Problem to work on =>
Transcribe each record word for word. Skip the images.
START Record excerpts
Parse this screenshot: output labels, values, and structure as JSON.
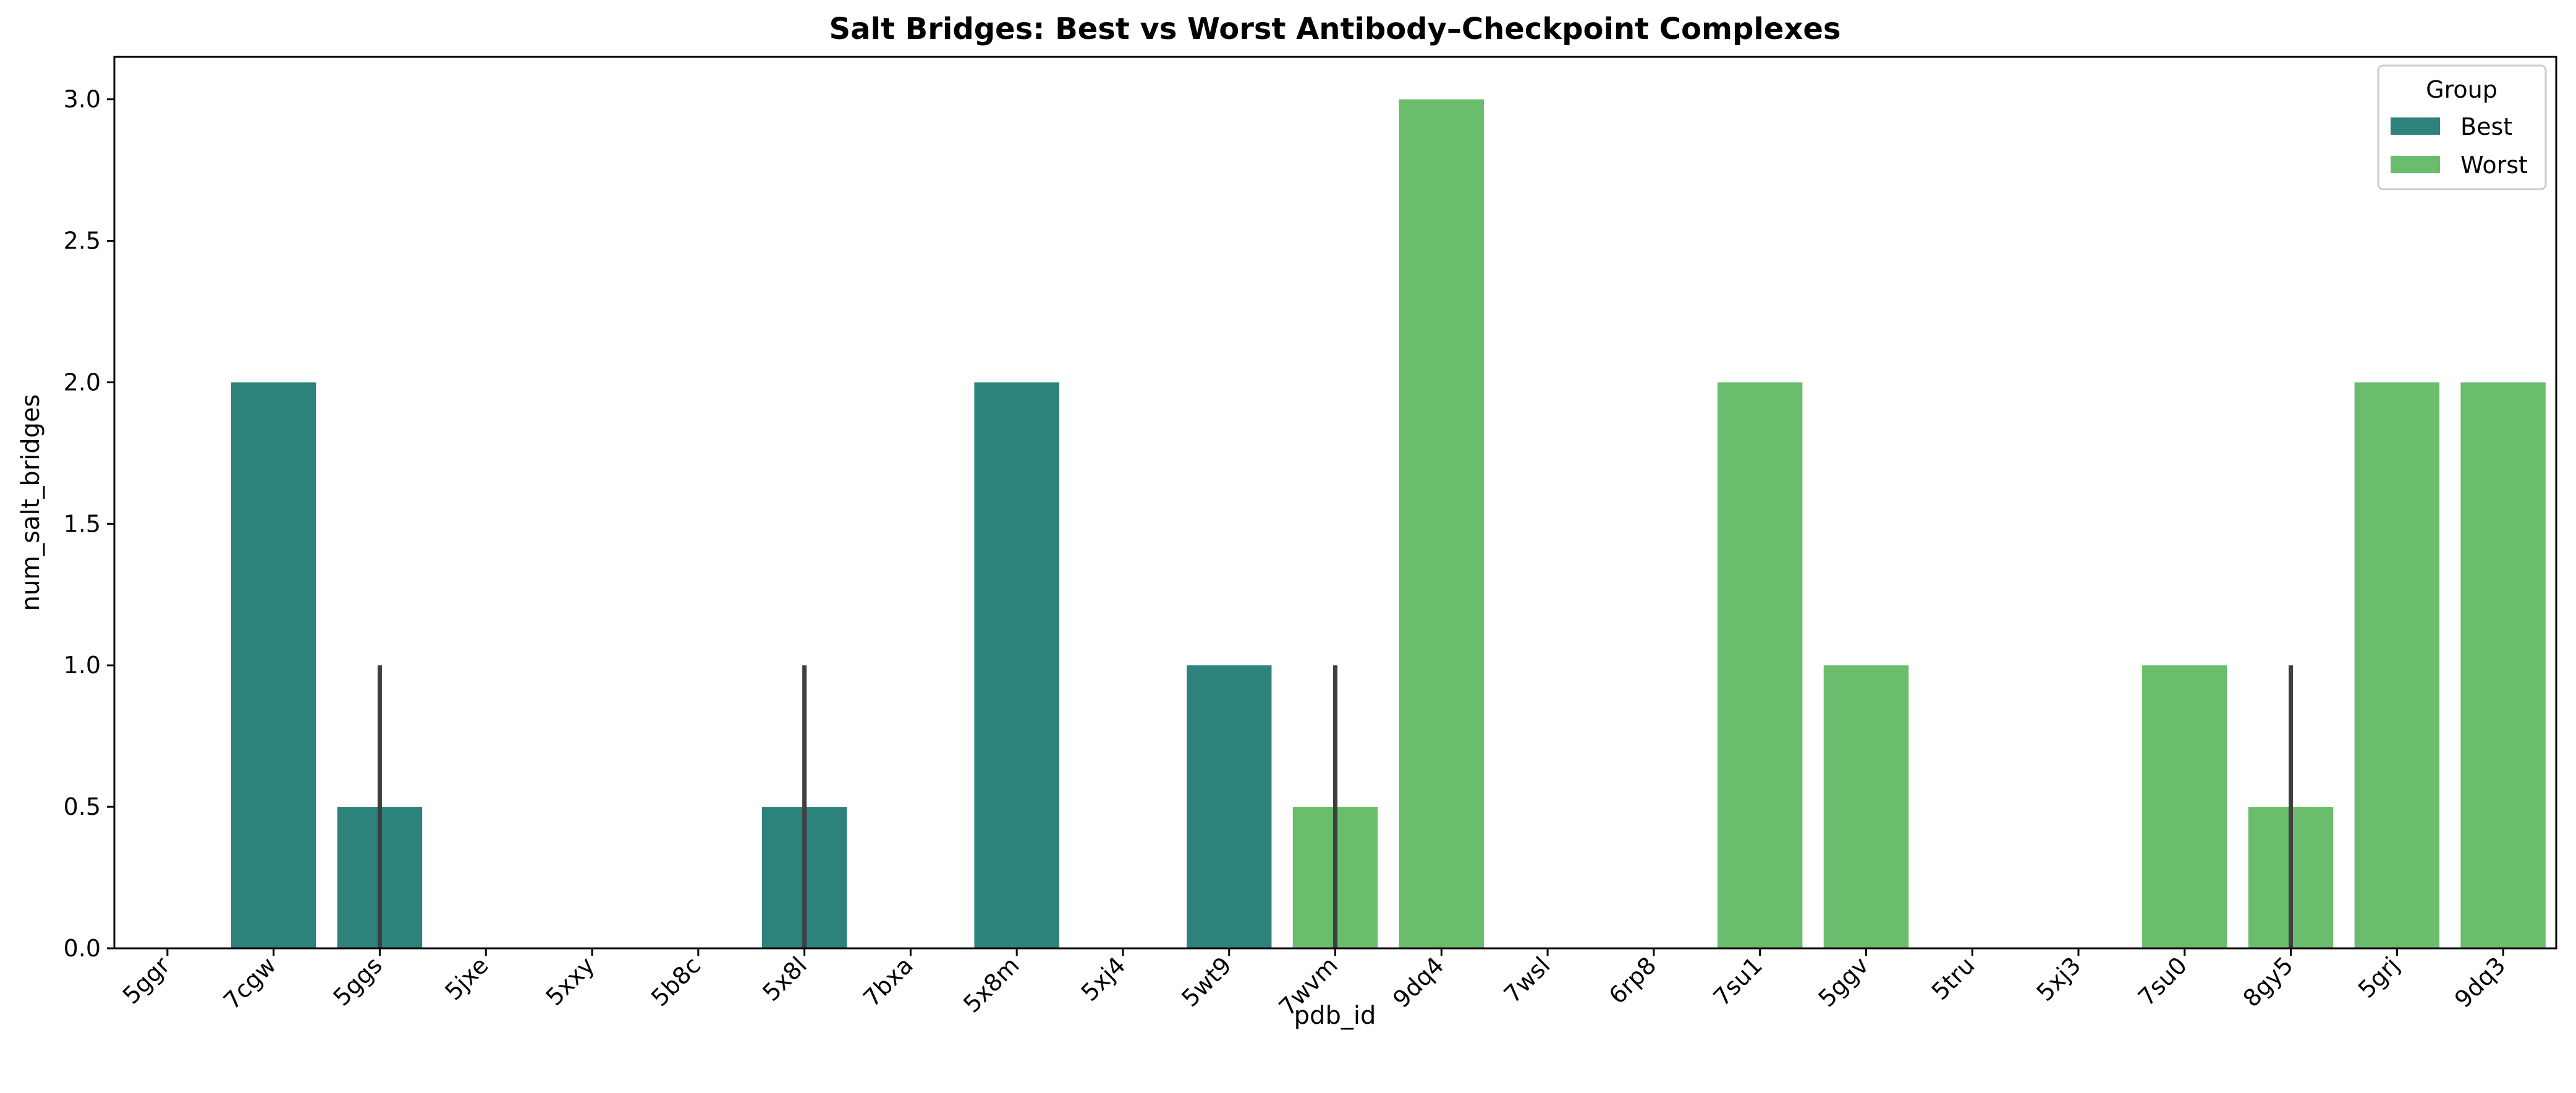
{
  "chart_data": {
    "type": "bar",
    "title": "Salt Bridges: Best vs Worst Antibody–Checkpoint Complexes",
    "xlabel": "pdb_id",
    "ylabel": "num_salt_bridges",
    "ylim": [
      0,
      3.15
    ],
    "yticks": [
      "0.0",
      "0.5",
      "1.0",
      "1.5",
      "2.0",
      "2.5",
      "3.0"
    ],
    "grid": false,
    "legend": {
      "title": "Group",
      "placement": "top-right",
      "entries": [
        {
          "name": "Best",
          "color": "#2e827c"
        },
        {
          "name": "Worst",
          "color": "#6abd6d"
        }
      ]
    },
    "categories": [
      "5ggr",
      "7cgw",
      "5ggs",
      "5jxe",
      "5xxy",
      "5b8c",
      "5x8l",
      "7bxa",
      "5x8m",
      "5xj4",
      "5wt9",
      "7wvm",
      "9dq4",
      "7wsl",
      "6rp8",
      "7su1",
      "5ggv",
      "5tru",
      "5xj3",
      "7su0",
      "8gy5",
      "5grj",
      "9dq3"
    ],
    "series": [
      {
        "name": "Best",
        "values": [
          0,
          2,
          0.5,
          0,
          0,
          0,
          0.5,
          0,
          2,
          0,
          1,
          null,
          null,
          null,
          null,
          null,
          null,
          null,
          null,
          null,
          null,
          null,
          null
        ]
      },
      {
        "name": "Worst",
        "values": [
          null,
          null,
          null,
          null,
          null,
          null,
          null,
          null,
          null,
          null,
          null,
          0.5,
          3,
          0,
          0,
          2,
          1,
          0,
          0,
          1,
          0.5,
          2,
          2
        ]
      }
    ],
    "error_bars": [
      {
        "category": "5ggs",
        "series": "Best",
        "low": 0,
        "high": 1
      },
      {
        "category": "5x8l",
        "series": "Best",
        "low": 0,
        "high": 1
      },
      {
        "category": "7wvm",
        "series": "Worst",
        "low": 0,
        "high": 1
      },
      {
        "category": "8gy5",
        "series": "Worst",
        "low": 0,
        "high": 1
      }
    ]
  }
}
END Record excerpts
Exercise answer =>
Parse this screenshot: output labels, values, and structure as JSON.
{
  "chart_data": {
    "type": "bar",
    "title": "Salt Bridges: Best vs Worst Antibody–Checkpoint Complexes",
    "xlabel": "pdb_id",
    "ylabel": "num_salt_bridges",
    "ylim": [
      0,
      3.15
    ],
    "yticks": [
      "0.0",
      "0.5",
      "1.0",
      "1.5",
      "2.0",
      "2.5",
      "3.0"
    ],
    "grid": false,
    "legend": {
      "title": "Group",
      "placement": "top-right",
      "entries": [
        {
          "name": "Best",
          "color": "#2e827c"
        },
        {
          "name": "Worst",
          "color": "#6abd6d"
        }
      ]
    },
    "categories": [
      "5ggr",
      "7cgw",
      "5ggs",
      "5jxe",
      "5xxy",
      "5b8c",
      "5x8l",
      "7bxa",
      "5x8m",
      "5xj4",
      "5wt9",
      "7wvm",
      "9dq4",
      "7wsl",
      "6rp8",
      "7su1",
      "5ggv",
      "5tru",
      "5xj3",
      "7su0",
      "8gy5",
      "5grj",
      "9dq3"
    ],
    "series": [
      {
        "name": "Best",
        "values": [
          0,
          2,
          0.5,
          0,
          0,
          0,
          0.5,
          0,
          2,
          0,
          1,
          null,
          null,
          null,
          null,
          null,
          null,
          null,
          null,
          null,
          null,
          null,
          null
        ]
      },
      {
        "name": "Worst",
        "values": [
          null,
          null,
          null,
          null,
          null,
          null,
          null,
          null,
          null,
          null,
          null,
          0.5,
          3,
          0,
          0,
          2,
          1,
          0,
          0,
          1,
          0.5,
          2,
          2
        ]
      }
    ],
    "error_bars": [
      {
        "category": "5ggs",
        "series": "Best",
        "low": 0,
        "high": 1
      },
      {
        "category": "5x8l",
        "series": "Best",
        "low": 0,
        "high": 1
      },
      {
        "category": "7wvm",
        "series": "Worst",
        "low": 0,
        "high": 1
      },
      {
        "category": "8gy5",
        "series": "Worst",
        "low": 0,
        "high": 1
      }
    ]
  }
}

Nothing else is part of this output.